• _DO THIS_
Review the material line by line. Identify and copy every line that contains the string "صورتجلسه".

+++

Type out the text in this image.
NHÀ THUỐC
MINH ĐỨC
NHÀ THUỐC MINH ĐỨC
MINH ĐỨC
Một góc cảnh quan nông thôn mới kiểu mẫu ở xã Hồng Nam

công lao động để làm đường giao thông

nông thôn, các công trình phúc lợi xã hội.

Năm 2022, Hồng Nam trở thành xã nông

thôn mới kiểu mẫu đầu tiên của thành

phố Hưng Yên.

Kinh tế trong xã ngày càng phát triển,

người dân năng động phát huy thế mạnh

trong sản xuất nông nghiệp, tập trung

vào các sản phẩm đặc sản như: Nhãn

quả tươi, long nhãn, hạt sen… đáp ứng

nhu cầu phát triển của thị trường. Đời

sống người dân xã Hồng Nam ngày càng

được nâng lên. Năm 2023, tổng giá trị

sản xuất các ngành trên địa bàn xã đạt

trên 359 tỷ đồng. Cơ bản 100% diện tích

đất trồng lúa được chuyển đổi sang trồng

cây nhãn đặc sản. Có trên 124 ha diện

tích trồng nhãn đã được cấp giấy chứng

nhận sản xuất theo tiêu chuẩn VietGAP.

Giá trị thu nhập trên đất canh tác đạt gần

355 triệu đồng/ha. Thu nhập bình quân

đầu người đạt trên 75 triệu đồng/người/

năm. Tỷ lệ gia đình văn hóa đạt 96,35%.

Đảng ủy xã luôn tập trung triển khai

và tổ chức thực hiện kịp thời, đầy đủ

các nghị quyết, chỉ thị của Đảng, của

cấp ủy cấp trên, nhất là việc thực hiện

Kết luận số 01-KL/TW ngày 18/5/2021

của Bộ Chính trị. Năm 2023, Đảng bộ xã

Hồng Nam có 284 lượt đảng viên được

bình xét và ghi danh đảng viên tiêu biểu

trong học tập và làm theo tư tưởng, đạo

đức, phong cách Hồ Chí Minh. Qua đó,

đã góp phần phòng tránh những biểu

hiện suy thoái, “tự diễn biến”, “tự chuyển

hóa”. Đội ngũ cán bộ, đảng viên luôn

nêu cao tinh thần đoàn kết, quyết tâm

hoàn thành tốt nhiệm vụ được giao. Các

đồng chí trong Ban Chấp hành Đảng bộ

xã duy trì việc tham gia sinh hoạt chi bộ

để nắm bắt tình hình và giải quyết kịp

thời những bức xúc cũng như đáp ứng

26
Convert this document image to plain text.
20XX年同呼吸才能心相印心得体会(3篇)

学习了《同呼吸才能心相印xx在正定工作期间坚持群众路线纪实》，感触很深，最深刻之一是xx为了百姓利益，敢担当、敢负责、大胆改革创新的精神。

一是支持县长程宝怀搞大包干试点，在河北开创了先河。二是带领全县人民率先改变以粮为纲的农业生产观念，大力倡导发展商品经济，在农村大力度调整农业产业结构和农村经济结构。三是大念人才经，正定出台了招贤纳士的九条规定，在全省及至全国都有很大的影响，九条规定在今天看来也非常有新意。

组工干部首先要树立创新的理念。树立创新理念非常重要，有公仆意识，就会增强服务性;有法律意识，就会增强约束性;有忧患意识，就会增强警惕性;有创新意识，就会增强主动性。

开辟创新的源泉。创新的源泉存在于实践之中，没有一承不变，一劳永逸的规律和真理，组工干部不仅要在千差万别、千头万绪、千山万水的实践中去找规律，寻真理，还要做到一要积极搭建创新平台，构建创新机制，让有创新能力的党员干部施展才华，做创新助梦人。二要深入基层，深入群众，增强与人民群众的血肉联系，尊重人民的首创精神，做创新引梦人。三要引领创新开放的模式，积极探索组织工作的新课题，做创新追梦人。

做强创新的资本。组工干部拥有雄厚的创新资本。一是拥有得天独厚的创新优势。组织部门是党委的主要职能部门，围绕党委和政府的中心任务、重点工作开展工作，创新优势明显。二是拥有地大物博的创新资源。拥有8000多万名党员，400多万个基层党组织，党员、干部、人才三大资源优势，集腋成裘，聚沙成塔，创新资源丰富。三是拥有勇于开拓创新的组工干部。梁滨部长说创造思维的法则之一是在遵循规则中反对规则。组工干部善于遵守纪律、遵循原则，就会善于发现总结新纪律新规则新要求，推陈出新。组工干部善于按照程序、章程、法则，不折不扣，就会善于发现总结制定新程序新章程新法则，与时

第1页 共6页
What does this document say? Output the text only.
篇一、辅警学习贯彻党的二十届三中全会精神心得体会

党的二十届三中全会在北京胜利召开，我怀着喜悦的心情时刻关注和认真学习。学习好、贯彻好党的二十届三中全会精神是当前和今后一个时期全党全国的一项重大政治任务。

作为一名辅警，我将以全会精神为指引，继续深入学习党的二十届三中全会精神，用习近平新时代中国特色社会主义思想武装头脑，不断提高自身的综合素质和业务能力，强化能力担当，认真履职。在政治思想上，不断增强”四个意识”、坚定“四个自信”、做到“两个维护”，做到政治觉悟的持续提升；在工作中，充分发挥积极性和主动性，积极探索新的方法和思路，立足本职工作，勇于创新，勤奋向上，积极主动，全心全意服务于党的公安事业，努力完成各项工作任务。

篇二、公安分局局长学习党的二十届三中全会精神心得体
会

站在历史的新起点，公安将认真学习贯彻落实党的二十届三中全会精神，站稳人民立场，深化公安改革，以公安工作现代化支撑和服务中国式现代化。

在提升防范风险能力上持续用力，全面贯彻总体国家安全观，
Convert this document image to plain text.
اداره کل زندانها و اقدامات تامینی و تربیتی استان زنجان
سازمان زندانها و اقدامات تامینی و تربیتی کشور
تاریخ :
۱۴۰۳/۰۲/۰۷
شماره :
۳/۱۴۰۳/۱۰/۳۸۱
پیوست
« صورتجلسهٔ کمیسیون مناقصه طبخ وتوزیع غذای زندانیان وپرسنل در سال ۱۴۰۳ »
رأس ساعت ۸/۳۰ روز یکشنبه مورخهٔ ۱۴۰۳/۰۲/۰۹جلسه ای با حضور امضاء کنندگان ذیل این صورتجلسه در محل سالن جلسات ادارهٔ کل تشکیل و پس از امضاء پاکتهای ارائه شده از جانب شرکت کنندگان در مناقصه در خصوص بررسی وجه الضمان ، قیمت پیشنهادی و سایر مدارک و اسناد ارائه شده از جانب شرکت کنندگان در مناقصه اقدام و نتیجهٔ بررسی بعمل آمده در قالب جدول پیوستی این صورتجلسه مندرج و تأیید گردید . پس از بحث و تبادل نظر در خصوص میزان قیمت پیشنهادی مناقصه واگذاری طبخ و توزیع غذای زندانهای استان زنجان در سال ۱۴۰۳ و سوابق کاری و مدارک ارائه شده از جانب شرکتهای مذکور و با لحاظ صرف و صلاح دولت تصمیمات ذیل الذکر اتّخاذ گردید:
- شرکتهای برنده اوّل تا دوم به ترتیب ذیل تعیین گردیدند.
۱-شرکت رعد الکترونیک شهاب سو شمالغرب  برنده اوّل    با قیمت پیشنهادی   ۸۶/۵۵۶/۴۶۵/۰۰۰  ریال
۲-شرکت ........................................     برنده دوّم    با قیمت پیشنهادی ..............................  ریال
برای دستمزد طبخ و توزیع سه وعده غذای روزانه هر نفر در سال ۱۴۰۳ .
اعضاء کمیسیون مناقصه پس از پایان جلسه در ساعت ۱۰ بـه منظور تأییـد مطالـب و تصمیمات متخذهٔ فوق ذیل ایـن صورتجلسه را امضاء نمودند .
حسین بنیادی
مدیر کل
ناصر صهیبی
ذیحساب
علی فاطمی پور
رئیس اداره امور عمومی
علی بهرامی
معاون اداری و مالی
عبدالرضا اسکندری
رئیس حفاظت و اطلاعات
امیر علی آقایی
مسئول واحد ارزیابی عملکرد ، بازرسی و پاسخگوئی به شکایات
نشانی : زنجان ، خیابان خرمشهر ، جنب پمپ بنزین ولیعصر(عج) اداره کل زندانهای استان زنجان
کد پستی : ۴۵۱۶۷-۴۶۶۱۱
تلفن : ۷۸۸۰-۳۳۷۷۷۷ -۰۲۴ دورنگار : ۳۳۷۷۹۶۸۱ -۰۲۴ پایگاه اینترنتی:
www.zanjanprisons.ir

+++

• _RESPONSE BELOW_
« صورتجلسهٔ کمیسیون مناقصه طبخ وتوزیع غذای زندانیان وپرسنل در سال ۱۴۰۳ »
رأس ساعت ۸/۳۰ روز یکشنبه مورخهٔ ۱۴۰۳/۰۲/۰۹جلسه ای با حضور امضاء کنندگان ذیل این صورتجلسه در محل سالن جلسات ادارهٔ کل تشکیل و پس از امضاء پاکتهای ارائه شده از جانب شرکت کنندگان در مناقصه در خصوص بررسی وجه الضمان ، قیمت پیشنهادی و سایر مدارک و اسناد ارائه شده از جانب شرکت کنندگان در مناقصه اقدام و نتیجهٔ بررسی بعمل آمده در قالب جدول پیوستی این صورتجلسه مندرج و تأیید گردید . پس از بحث و تبادل نظر در خصوص میزان قیمت پیشنهادی مناقصه واگذاری طبخ و توزیع غذای زندانهای استان زنجان در سال ۱۴۰۳ و سوابق کاری و مدارک ارائه شده از جانب شرکتهای مذکور و با لحاظ صرف و صلاح دولت تصمیمات ذیل الذکر اتّخاذ گردید:
اعضاء کمیسیون مناقصه پس از پایان جلسه در ساعت ۱۰ بـه منظور تأییـد مطالـب و تصمیمات متخذهٔ فوق ذیل ایـن صورتجلسه را امضاء نمودند .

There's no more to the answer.